§ **STATED GOAL**:
From the entries that follow, extract each line holding the string "фото".

Dataset records:

— begin —

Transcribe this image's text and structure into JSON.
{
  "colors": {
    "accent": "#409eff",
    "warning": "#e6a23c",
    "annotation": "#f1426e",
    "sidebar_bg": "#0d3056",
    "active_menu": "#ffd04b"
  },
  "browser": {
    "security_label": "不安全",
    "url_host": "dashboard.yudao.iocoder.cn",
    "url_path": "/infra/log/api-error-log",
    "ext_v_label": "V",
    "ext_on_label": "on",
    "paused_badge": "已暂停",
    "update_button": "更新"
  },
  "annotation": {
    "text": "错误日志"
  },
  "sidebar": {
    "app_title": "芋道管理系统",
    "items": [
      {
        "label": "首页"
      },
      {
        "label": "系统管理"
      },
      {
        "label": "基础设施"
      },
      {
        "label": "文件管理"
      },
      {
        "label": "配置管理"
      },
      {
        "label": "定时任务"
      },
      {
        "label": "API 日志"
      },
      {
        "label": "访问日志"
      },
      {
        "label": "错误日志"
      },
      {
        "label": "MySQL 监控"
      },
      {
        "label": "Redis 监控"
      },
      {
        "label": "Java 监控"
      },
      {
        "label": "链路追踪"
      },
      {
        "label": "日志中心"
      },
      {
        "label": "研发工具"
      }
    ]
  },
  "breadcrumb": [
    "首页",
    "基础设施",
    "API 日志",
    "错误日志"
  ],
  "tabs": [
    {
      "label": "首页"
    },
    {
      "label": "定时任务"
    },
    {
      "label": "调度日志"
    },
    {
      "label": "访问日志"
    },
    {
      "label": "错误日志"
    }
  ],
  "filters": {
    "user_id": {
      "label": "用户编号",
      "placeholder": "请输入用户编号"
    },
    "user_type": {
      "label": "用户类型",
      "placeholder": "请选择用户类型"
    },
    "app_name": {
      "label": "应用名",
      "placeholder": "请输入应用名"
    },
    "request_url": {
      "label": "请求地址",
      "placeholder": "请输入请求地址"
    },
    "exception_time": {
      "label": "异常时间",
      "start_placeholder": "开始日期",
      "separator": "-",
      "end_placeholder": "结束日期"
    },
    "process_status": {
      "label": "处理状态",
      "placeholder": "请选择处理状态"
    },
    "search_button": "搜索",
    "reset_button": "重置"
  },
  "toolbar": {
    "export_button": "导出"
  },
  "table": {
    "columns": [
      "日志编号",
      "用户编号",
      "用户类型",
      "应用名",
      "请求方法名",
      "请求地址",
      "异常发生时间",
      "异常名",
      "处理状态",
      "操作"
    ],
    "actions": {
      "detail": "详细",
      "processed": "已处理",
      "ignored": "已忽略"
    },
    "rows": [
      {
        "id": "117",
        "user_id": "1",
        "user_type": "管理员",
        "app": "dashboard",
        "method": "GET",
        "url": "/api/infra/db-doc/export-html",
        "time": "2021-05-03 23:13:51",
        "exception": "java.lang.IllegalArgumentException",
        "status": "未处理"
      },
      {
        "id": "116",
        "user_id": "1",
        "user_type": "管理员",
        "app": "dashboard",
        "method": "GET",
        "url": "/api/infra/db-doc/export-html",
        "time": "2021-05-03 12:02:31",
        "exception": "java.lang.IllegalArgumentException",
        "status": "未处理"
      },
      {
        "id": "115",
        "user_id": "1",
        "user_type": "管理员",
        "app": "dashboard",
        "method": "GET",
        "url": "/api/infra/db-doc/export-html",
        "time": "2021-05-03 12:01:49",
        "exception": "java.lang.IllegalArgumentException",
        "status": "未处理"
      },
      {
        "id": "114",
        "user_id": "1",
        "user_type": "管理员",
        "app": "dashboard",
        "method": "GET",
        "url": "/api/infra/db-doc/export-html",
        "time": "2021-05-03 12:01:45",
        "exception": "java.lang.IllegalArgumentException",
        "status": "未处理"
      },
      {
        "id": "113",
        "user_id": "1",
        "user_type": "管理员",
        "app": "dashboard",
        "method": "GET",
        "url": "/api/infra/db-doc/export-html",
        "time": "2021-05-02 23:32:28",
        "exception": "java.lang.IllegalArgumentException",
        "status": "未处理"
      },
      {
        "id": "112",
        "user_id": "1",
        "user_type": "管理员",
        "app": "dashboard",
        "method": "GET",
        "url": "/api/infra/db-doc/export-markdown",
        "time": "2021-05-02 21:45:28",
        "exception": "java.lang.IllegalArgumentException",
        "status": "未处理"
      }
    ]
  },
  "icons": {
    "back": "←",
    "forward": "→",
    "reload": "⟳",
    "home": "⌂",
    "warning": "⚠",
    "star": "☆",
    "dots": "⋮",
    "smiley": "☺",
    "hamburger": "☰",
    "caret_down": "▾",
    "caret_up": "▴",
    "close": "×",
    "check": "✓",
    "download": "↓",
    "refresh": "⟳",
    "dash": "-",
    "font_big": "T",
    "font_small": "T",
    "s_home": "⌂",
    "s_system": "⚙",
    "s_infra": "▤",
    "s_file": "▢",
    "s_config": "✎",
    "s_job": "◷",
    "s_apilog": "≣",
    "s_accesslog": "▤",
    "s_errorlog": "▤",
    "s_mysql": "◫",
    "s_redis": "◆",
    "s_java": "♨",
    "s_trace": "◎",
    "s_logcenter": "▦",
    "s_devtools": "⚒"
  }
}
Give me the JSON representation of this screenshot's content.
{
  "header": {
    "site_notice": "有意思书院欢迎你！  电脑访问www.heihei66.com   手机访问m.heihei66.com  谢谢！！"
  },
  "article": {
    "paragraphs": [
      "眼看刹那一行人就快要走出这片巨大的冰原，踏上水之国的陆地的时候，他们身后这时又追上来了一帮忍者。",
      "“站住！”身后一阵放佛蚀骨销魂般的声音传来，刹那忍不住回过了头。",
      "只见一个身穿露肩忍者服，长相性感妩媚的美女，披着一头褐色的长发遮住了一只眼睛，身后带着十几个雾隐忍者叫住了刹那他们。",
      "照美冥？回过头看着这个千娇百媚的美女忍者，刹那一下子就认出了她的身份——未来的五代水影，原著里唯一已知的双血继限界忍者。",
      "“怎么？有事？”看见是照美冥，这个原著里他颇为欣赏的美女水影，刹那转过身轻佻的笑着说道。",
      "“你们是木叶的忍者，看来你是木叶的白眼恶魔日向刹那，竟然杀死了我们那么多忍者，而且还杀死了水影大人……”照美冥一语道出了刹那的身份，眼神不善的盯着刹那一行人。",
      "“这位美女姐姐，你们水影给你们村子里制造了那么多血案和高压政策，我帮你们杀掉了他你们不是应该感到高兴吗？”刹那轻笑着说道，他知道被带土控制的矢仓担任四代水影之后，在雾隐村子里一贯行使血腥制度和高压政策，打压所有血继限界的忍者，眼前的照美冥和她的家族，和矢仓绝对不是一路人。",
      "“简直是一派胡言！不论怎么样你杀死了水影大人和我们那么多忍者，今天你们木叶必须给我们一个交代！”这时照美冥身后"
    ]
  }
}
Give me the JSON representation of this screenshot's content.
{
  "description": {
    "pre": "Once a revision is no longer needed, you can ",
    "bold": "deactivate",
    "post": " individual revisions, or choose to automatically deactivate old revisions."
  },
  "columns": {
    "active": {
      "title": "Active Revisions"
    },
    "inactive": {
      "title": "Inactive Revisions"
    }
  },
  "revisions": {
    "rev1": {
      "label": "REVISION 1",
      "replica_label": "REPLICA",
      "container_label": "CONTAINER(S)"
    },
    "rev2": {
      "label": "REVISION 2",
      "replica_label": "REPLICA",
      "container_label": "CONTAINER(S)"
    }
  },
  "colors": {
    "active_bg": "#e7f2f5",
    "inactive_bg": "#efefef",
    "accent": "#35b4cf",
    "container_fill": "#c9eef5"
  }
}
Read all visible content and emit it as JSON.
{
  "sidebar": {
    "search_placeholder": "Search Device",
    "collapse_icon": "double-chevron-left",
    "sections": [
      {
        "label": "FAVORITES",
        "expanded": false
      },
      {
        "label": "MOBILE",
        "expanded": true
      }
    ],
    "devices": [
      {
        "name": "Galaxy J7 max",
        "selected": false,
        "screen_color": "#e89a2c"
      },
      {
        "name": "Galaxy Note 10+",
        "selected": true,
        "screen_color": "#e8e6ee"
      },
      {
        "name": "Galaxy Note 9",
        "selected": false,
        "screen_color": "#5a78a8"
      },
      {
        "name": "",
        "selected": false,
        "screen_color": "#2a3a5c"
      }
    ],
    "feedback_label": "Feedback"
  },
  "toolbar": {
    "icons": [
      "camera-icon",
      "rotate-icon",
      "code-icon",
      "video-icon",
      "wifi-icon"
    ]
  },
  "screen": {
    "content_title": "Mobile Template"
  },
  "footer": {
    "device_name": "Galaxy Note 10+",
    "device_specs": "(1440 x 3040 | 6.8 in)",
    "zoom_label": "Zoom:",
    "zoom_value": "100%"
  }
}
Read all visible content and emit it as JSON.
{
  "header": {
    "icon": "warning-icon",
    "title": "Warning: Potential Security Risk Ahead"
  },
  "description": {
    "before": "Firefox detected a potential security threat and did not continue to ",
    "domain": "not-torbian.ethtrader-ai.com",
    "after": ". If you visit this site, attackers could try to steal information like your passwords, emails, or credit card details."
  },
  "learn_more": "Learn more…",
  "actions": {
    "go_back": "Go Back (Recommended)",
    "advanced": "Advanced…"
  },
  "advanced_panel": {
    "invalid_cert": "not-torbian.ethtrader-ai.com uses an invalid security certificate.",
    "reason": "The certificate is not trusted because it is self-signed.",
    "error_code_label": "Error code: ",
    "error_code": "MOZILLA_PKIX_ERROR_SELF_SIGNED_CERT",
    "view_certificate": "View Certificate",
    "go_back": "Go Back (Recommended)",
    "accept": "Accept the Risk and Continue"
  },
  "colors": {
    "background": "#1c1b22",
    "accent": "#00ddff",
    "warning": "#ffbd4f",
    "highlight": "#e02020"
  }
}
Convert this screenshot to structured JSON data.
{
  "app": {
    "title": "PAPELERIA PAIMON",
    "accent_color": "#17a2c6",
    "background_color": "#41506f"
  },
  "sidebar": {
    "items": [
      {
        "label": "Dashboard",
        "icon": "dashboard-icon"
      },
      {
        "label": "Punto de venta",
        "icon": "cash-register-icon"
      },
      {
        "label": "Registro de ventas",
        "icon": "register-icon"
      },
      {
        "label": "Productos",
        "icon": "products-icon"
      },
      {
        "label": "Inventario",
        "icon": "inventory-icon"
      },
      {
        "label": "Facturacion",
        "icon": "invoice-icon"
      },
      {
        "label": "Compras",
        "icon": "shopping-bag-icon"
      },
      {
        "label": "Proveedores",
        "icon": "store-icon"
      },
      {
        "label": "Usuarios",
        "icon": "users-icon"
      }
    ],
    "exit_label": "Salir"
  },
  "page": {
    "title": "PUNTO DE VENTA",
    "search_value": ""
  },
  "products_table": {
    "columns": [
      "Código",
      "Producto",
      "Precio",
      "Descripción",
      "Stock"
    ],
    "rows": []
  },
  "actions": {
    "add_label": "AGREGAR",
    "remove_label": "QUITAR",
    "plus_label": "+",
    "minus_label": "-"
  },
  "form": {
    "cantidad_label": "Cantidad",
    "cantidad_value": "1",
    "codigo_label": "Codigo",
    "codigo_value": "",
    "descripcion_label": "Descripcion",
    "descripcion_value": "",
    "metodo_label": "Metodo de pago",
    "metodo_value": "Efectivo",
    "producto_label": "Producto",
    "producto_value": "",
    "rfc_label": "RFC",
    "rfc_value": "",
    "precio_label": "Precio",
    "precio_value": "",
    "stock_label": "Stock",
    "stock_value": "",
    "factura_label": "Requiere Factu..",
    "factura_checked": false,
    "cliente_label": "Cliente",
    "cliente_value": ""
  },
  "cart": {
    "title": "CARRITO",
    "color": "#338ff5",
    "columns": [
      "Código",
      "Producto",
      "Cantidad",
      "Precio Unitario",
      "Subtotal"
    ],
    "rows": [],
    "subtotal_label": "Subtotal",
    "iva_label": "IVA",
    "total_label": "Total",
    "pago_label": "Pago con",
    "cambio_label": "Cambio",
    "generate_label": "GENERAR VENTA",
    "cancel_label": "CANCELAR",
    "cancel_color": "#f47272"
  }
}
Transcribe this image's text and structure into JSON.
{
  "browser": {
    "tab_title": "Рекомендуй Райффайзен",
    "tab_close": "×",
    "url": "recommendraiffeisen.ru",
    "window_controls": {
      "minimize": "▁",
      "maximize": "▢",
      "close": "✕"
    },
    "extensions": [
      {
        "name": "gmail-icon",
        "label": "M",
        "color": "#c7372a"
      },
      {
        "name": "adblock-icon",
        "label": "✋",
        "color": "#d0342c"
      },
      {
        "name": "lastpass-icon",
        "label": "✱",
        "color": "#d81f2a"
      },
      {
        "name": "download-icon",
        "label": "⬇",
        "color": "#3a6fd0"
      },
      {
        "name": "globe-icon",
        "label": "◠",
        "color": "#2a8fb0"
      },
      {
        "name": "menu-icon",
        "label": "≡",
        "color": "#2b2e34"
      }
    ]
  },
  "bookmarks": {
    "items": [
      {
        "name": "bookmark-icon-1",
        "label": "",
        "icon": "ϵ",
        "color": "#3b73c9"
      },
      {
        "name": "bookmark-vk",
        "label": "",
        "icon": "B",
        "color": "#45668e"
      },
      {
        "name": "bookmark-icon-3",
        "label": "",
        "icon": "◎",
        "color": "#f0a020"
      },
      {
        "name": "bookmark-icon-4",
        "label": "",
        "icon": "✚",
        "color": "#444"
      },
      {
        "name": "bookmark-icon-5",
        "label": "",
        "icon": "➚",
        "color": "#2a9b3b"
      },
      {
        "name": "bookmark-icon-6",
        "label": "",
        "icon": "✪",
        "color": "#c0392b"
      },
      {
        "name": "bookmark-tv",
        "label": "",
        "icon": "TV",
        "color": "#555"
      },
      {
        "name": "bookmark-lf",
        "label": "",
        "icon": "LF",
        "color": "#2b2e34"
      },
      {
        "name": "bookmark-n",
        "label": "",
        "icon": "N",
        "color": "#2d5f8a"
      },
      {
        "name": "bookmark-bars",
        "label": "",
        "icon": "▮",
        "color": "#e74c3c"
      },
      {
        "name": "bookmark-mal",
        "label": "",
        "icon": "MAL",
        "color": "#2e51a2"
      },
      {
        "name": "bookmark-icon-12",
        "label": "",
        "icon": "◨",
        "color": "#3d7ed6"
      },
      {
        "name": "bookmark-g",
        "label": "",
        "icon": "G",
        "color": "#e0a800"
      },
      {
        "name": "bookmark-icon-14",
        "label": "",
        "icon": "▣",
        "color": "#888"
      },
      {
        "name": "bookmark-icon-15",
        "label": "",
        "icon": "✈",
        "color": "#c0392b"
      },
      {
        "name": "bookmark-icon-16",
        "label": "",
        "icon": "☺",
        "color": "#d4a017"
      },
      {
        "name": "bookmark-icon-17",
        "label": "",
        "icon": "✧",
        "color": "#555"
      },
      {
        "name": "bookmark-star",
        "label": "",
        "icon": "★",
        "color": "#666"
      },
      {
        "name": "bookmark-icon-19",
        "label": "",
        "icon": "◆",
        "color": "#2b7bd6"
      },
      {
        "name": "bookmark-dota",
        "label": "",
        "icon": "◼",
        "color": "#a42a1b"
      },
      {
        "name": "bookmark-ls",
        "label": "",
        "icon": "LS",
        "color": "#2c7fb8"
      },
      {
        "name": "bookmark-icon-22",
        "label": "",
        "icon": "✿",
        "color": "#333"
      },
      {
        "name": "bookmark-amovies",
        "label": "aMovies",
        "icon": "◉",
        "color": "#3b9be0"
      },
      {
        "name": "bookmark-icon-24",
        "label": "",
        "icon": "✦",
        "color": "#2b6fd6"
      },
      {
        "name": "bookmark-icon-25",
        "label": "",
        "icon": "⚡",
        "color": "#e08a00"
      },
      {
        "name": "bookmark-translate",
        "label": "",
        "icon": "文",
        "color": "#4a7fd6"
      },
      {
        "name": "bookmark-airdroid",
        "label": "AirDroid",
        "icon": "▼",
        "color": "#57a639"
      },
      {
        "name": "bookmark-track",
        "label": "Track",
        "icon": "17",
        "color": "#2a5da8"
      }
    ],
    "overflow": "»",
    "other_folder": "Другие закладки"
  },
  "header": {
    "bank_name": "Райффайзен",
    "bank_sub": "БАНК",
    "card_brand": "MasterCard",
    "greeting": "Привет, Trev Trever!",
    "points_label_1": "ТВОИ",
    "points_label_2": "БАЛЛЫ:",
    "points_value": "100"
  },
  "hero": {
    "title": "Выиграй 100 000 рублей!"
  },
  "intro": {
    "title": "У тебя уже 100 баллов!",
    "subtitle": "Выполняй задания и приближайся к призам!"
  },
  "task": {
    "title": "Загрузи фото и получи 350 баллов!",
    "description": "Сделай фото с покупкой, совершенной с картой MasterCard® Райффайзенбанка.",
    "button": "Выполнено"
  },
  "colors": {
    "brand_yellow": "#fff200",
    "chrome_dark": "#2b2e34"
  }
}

— end —

§ **COMPLETE RESPONSE**:
    "title": "Загрузи фото и получи 350 баллов!",
    "description": "Сделай фото с покупкой, совершенной с картой MasterCard® Райффайзенбанка.",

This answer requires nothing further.